(Records excerpted from a collection)
□ □ □ □

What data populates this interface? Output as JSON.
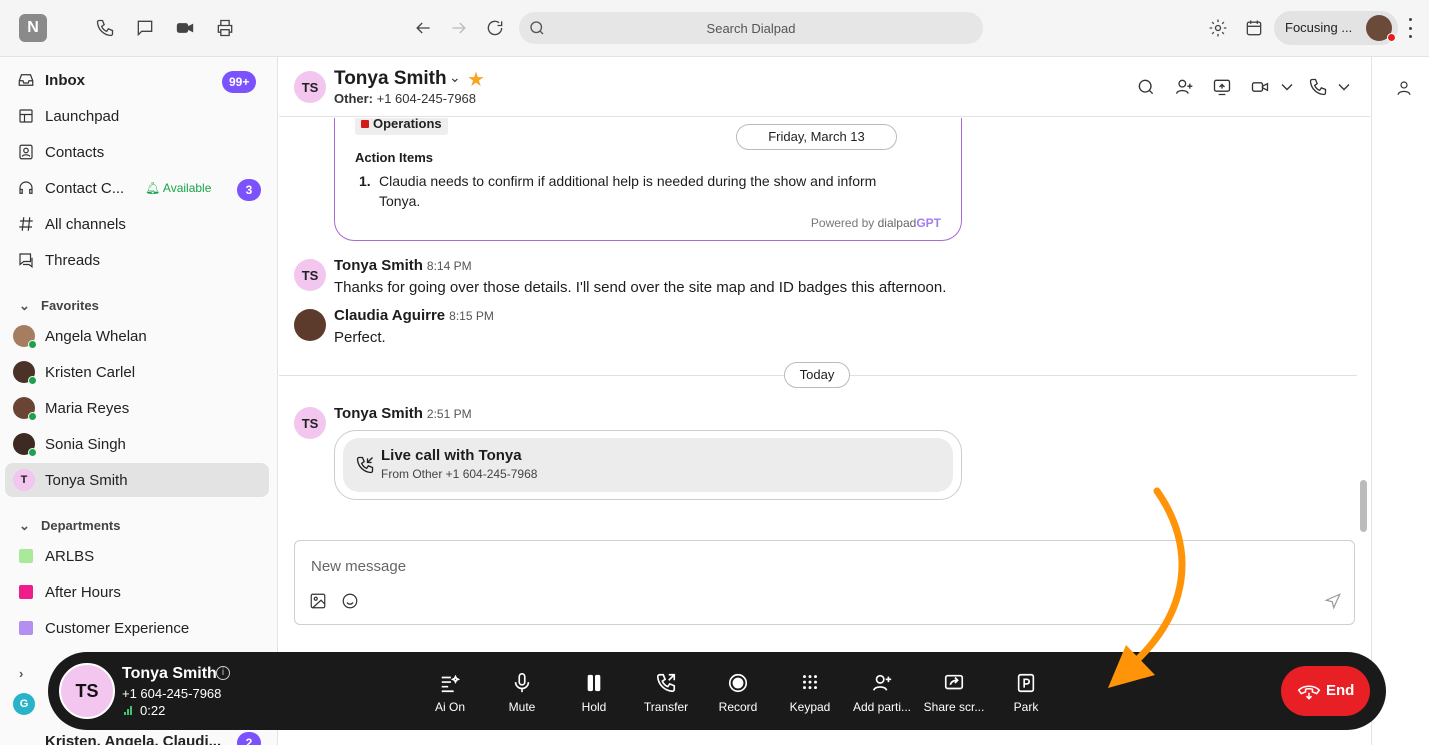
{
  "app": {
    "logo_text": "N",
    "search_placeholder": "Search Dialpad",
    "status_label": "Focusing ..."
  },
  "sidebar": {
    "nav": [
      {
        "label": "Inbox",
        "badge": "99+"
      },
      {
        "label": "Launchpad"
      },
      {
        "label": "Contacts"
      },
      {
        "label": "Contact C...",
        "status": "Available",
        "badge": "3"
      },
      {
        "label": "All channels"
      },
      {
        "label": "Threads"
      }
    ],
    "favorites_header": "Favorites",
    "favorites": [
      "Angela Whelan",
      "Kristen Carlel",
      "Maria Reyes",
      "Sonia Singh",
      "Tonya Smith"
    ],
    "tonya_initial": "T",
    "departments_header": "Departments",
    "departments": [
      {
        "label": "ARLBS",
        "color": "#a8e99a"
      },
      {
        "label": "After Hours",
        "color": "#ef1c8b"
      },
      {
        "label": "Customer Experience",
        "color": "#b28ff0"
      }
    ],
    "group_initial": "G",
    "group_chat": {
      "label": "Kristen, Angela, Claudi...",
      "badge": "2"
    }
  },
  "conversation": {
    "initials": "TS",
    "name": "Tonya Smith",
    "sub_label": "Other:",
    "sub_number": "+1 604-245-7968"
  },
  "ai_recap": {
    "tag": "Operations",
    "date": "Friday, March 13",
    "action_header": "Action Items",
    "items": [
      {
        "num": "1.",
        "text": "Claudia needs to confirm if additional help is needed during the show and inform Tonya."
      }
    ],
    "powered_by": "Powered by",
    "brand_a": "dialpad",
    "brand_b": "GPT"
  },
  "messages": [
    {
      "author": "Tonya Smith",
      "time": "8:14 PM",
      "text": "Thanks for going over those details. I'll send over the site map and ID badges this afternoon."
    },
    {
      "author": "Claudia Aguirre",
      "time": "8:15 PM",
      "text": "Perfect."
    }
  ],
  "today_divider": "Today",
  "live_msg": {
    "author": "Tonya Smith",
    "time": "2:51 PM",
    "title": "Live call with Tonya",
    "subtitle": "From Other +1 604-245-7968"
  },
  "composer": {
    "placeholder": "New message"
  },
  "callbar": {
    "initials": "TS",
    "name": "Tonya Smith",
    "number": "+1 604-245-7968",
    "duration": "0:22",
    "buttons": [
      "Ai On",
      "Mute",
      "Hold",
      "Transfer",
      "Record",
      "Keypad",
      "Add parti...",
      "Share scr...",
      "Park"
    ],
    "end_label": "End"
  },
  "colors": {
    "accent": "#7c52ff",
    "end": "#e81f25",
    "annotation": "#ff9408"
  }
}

□ □ □ □

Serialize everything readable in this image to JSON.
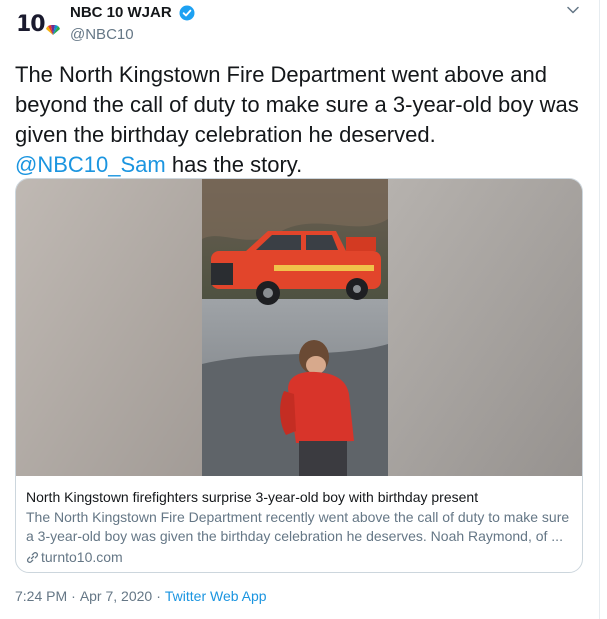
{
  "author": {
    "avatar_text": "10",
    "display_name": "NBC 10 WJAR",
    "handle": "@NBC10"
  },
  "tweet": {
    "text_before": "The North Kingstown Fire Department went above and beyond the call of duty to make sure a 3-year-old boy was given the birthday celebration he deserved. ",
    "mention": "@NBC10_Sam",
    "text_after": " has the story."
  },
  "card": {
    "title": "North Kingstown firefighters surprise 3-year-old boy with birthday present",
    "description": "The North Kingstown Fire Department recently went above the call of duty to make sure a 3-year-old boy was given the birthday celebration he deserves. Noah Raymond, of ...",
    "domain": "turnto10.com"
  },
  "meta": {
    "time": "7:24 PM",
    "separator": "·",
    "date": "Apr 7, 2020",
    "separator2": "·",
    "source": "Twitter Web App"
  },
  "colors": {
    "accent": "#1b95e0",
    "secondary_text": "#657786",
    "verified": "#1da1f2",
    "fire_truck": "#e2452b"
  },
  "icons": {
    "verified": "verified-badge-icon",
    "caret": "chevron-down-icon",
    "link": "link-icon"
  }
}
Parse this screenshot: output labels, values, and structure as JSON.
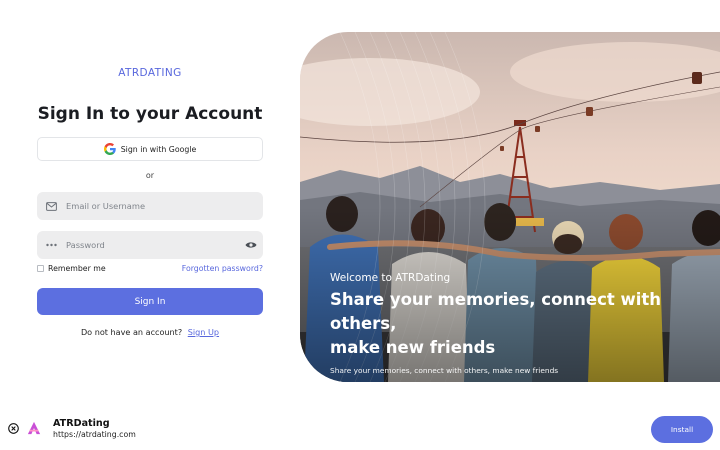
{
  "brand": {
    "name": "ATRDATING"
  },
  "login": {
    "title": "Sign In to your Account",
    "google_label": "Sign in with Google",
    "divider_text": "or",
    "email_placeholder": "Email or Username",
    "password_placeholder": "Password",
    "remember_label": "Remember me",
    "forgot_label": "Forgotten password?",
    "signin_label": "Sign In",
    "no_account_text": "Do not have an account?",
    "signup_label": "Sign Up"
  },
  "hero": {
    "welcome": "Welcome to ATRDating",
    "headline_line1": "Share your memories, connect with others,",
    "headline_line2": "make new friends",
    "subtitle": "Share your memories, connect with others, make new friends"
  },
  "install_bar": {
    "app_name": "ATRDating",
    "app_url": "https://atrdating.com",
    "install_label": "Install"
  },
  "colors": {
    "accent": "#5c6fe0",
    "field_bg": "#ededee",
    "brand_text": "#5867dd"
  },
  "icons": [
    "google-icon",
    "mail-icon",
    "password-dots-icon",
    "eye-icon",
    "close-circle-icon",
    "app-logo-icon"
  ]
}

□ □ □ □

*TASK REQUIREMENTS*. Scan the material line by line and report each one that contains "Kingstown".

*COMPLETE OUTPUT*.
    "text_before": "The North Kingstown Fire Department went above and beyond the call of duty to make sure a 3-year-old boy was given the birthday celebration he deserved. ",
    "title": "North Kingstown firefighters surprise 3-year-old boy with birthday present",
    "description": "The North Kingstown Fire Department recently went above the call of duty to make sure a 3-year-old boy was given the birthday celebration he deserves. Noah Raymond, of ...",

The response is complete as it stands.